Data entries
* START *

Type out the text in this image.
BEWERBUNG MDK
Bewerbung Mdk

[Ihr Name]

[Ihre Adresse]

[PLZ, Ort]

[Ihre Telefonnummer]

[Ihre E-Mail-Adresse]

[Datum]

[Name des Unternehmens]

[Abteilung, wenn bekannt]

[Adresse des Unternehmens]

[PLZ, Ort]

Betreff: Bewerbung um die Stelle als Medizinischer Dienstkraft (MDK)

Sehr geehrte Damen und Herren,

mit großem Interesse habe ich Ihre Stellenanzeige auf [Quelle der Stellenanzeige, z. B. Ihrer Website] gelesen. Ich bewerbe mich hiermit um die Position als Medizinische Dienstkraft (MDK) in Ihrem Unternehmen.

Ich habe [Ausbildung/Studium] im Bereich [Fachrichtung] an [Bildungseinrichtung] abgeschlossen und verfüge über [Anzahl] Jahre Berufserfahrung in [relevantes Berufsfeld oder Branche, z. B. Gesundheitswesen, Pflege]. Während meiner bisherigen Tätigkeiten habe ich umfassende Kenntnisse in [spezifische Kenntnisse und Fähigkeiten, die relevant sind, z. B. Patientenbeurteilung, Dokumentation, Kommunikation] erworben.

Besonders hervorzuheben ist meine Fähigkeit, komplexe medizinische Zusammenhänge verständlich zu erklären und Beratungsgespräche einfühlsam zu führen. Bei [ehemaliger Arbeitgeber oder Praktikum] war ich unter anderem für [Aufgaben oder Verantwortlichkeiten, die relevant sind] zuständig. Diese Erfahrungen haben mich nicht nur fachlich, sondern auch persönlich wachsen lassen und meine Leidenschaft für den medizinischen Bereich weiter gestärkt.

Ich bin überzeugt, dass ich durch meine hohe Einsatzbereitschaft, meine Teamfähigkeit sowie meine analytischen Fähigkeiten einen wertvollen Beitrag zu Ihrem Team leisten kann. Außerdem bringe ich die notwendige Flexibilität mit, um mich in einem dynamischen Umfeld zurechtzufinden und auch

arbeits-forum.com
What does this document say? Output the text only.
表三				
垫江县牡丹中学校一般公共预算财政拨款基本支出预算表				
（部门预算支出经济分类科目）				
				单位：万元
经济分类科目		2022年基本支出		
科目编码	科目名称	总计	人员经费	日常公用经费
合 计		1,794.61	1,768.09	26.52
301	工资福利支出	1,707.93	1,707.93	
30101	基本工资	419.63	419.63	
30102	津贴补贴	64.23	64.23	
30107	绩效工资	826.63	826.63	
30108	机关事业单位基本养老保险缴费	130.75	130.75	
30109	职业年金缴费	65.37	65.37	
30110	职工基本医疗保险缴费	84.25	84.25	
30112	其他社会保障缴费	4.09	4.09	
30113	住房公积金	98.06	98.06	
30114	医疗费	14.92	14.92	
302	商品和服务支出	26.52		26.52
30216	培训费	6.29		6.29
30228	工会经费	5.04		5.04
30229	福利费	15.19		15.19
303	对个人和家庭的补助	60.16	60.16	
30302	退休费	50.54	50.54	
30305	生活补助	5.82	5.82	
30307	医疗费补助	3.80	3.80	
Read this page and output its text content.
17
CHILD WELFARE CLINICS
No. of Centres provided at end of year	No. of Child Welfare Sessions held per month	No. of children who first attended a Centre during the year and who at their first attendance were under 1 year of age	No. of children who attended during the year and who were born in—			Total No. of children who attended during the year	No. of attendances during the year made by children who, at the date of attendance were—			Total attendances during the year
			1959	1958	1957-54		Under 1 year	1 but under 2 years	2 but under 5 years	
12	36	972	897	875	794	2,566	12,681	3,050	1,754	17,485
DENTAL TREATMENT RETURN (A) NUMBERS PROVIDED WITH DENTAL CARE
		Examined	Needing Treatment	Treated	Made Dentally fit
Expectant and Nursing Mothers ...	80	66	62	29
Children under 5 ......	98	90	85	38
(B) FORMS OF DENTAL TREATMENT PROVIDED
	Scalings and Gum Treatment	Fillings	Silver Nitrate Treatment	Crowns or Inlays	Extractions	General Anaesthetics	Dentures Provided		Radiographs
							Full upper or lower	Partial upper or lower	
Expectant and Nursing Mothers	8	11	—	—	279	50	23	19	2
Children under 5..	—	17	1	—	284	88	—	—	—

* END *

→ GIVEN REQUEST:
Your task is to quote the listing above word for word.

→ TASK OUTPUT:
Type out the text in this image.
BEWERBUNG MDK
Bewerbung Mdk

[Ihr Name]

[Ihre Adresse]

[PLZ, Ort]

[Ihre Telefonnummer]

[Ihre E-Mail-Adresse]

[Datum]

[Name des Unternehmens]

[Abteilung, wenn bekannt]

[Adresse des Unternehmens]

[PLZ, Ort]

Betreff: Bewerbung um die Stelle als Medizinischer Dienstkraft (MDK)

Sehr geehrte Damen und Herren,

mit großem Interesse habe ich Ihre Stellenanzeige auf [Quelle der Stellenanzeige, z. B. Ihrer Website] gelesen. Ich bewerbe mich hiermit um die Position als Medizinische Dienstkraft (MDK) in Ihrem Unternehmen.

Ich habe [Ausbildung/Studium] im Bereich [Fachrichtung] an [Bildungseinrichtung] abgeschlossen und verfüge über [Anzahl] Jahre Berufserfahrung in [relevantes Berufsfeld oder Branche, z. B. Gesundheitswesen, Pflege]. Während meiner bisherigen Tätigkeiten habe ich umfassende Kenntnisse in [spezifische Kenntnisse und Fähigkeiten, die relevant sind, z. B. Patientenbeurteilung, Dokumentation, Kommunikation] erworben.

Besonders hervorzuheben ist meine Fähigkeit, komplexe medizinische Zusammenhänge verständlich zu erklären und Beratungsgespräche einfühlsam zu führen. Bei [ehemaliger Arbeitgeber oder Praktikum] war ich unter anderem für [Aufgaben oder Verantwortlichkeiten, die relevant sind] zuständig. Diese Erfahrungen haben mich nicht nur fachlich, sondern auch persönlich wachsen lassen und meine Leidenschaft für den medizinischen Bereich weiter gestärkt.

Ich bin überzeugt, dass ich durch meine hohe Einsatzbereitschaft, meine Teamfähigkeit sowie meine analytischen Fähigkeiten einen wertvollen Beitrag zu Ihrem Team leisten kann. Außerdem bringe ich die notwendige Flexibilität mit, um mich in einem dynamischen Umfeld zurechtzufinden und auch

arbeits-forum.com
What does this document say? Output the text only.
表三				
垫江县牡丹中学校一般公共预算财政拨款基本支出预算表				
（部门预算支出经济分类科目）				
				单位：万元
经济分类科目		2022年基本支出		
科目编码	科目名称	总计	人员经费	日常公用经费
合 计		1,794.61	1,768.09	26.52
301	工资福利支出	1,707.93	1,707.93	
30101	基本工资	419.63	419.63	
30102	津贴补贴	64.23	64.23	
30107	绩效工资	826.63	826.63	
30108	机关事业单位基本养老保险缴费	130.75	130.75	
30109	职业年金缴费	65.37	65.37	
30110	职工基本医疗保险缴费	84.25	84.25	
30112	其他社会保障缴费	4.09	4.09	
30113	住房公积金	98.06	98.06	
30114	医疗费	14.92	14.92	
302	商品和服务支出	26.52		26.52
30216	培训费	6.29		6.29
30228	工会经费	5.04		5.04
30229	福利费	15.19		15.19
303	对个人和家庭的补助	60.16	60.16	
30302	退休费	50.54	50.54	
30305	生活补助	5.82	5.82	
30307	医疗费补助	3.80	3.80	
Read this page and output its text content.
17
CHILD WELFARE CLINICS
No. of Centres provided at end of year	No. of Child Welfare Sessions held per month	No. of children who first attended a Centre during the year and who at their first attendance were under 1 year of age	No. of children who attended during the year and who were born in—			Total No. of children who attended during the year	No. of attendances during the year made by children who, at the date of attendance were—			Total attendances during the year
			1959	1958	1957-54		Under 1 year	1 but under 2 years	2 but under 5 years	
12	36	972	897	875	794	2,566	12,681	3,050	1,754	17,485
DENTAL TREATMENT RETURN (A) NUMBERS PROVIDED WITH DENTAL CARE
		Examined	Needing Treatment	Treated	Made Dentally fit
Expectant and Nursing Mothers ...	80	66	62	29
Children under 5 ......	98	90	85	38
(B) FORMS OF DENTAL TREATMENT PROVIDED
	Scalings and Gum Treatment	Fillings	Silver Nitrate Treatment	Crowns or Inlays	Extractions	General Anaesthetics	Dentures Provided		Radiographs
							Full upper or lower	Partial upper or lower	
Expectant and Nursing Mothers	8	11	—	—	279	50	23	19	2
Children under 5..	—	17	1	—	284	88	—	—	—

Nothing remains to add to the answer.